--- DATASET EXTRACT ---
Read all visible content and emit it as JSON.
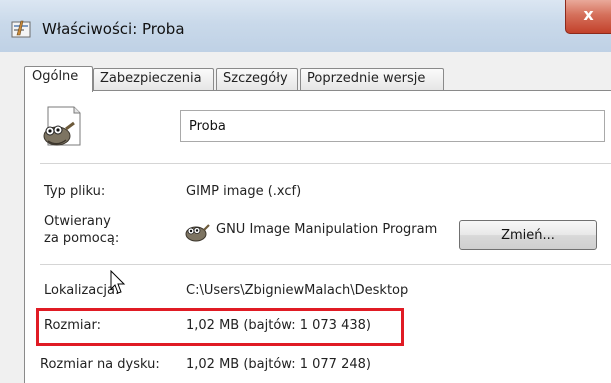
{
  "window": {
    "title": "Właściwości: Proba",
    "close_label": "x"
  },
  "tabs": [
    {
      "label": "Ogólne",
      "active": true
    },
    {
      "label": "Zabezpieczenia",
      "active": false
    },
    {
      "label": "Szczegóły",
      "active": false
    },
    {
      "label": "Poprzednie wersje",
      "active": false
    }
  ],
  "file": {
    "name": "Proba",
    "icon": "gimp-icon"
  },
  "fields": {
    "type_label": "Typ pliku:",
    "type_value": "GIMP image (.xcf)",
    "opens_label_line1": "Otwierany",
    "opens_label_line2": "za pomocą:",
    "opens_value": "GNU Image Manipulation Program",
    "change_button": "Zmień...",
    "location_label": "Lokalizacja:",
    "location_value": "C:\\Users\\ZbigniewMalach\\Desktop",
    "size_label": "Rozmiar:",
    "size_value": "1,02 MB (bajtów: 1 073 438)",
    "disk_size_label": "Rozmiar na dysku:",
    "disk_size_value": "1,02 MB (bajtów: 1 077 248)"
  },
  "colors": {
    "highlight": "#e01b24",
    "close_button": "#c2412b"
  }
}
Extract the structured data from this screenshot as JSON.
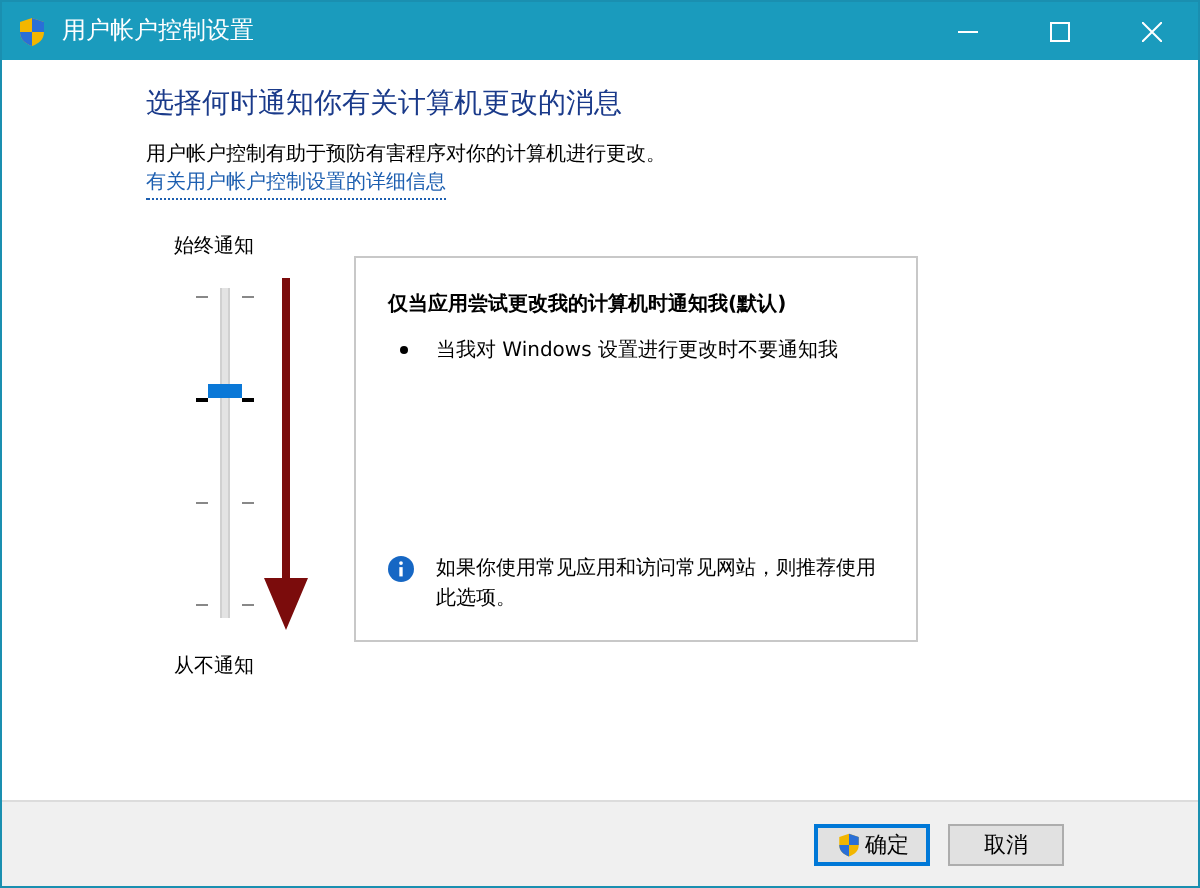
{
  "window": {
    "title": "用户帐户控制设置"
  },
  "heading": "选择何时通知你有关计算机更改的消息",
  "description": "用户帐户控制有助于预防有害程序对你的计算机进行更改。",
  "link": "有关用户帐户控制设置的详细信息",
  "slider": {
    "top_label": "始终通知",
    "bottom_label": "从不通知",
    "level": 0.667
  },
  "panel": {
    "title": "仅当应用尝试更改我的计算机时通知我(默认)",
    "bullets": [
      "当我对 Windows 设置进行更改时不要通知我"
    ],
    "note": "如果你使用常见应用和访问常见网站，则推荐使用此选项。"
  },
  "buttons": [
    {
      "label": "确定",
      "default": true,
      "shield": true
    },
    {
      "label": "取消",
      "default": false,
      "shield": false
    }
  ]
}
---
### TASK OBJECTIVE
Gather up, from the records above, each line where the word "title" appears.

### THE REPLY
    "title": "Właściwości: Proba",
    "title": "用户帐户控制设置"
    "title": "仅当应用尝试更改我的计算机时通知我(默认)",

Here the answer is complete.